### Stated exercise:
What follows is a set of records, each of which is to be written out exactly.

### Input records:
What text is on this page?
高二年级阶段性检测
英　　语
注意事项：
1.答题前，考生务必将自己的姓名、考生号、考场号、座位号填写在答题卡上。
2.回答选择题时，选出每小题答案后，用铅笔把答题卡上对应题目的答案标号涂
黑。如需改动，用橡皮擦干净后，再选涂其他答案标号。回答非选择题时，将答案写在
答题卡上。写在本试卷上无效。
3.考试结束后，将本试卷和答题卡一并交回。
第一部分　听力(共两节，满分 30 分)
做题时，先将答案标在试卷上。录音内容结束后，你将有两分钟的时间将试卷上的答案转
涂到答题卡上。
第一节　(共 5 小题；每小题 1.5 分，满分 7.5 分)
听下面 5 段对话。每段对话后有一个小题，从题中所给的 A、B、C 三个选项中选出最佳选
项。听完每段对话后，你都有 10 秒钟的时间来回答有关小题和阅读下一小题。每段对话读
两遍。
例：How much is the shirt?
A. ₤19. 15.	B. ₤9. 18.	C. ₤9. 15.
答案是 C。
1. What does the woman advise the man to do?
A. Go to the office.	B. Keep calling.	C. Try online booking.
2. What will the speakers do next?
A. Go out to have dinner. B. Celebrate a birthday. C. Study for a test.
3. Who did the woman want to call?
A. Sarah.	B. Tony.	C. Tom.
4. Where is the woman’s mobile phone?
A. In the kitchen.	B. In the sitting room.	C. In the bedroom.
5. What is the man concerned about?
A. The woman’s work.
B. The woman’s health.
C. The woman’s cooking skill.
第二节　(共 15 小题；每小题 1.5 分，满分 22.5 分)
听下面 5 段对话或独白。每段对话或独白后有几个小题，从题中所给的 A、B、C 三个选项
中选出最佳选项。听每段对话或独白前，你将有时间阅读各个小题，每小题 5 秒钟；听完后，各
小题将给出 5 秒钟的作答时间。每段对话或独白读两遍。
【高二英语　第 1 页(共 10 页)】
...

### Reply:
What text is on this page?
高二年级阶段性检测
英　　语
注意事项：
1.答题前，考生务必将自己的姓名、考生号、考场号、座位号填写在答题卡上。
2.回答选择题时，选出每小题答案后，用铅笔把答题卡上对应题目的答案标号涂
黑。如需改动，用橡皮擦干净后，再选涂其他答案标号。回答非选择题时，将答案写在
答题卡上。写在本试卷上无效。
3.考试结束后，将本试卷和答题卡一并交回。
第一部分　听力(共两节，满分 30 分)
做题时，先将答案标在试卷上。录音内容结束后，你将有两分钟的时间将试卷上的答案转
涂到答题卡上。
第一节　(共 5 小题；每小题 1.5 分，满分 7.5 分)
听下面 5 段对话。每段对话后有一个小题，从题中所给的 A、B、C 三个选项中选出最佳选
项。听完每段对话后，你都有 10 秒钟的时间来回答有关小题和阅读下一小题。每段对话读
两遍。
例：How much is the shirt?
A. ₤19. 15.	B. ₤9. 18.	C. ₤9. 15.
答案是 C。
1. What does the woman advise the man to do?
A. Go to the office.	B. Keep calling.	C. Try online booking.
2. What will the speakers do next?
A. Go out to have dinner. B. Celebrate a birthday. C. Study for a test.
3. Who did the woman want to call?
A. Sarah.	B. Tony.	C. Tom.
4. Where is the woman’s mobile phone?
A. In the kitchen.	B. In the sitting room.	C. In the bedroom.
5. What is the man concerned about?
A. The woman’s work.
B. The woman’s health.
C. The woman’s cooking skill.
第二节　(共 15 小题；每小题 1.5 分，满分 22.5 分)
听下面 5 段对话或独白。每段对话或独白后有几个小题，从题中所给的 A、B、C 三个选项
中选出最佳选项。听每段对话或独白前，你将有时间阅读各个小题，每小题 5 秒钟；听完后，各
小题将给出 5 秒钟的作答时间。每段对话或独白读两遍。
【高二英语　第 1 页(共 10 页)】
...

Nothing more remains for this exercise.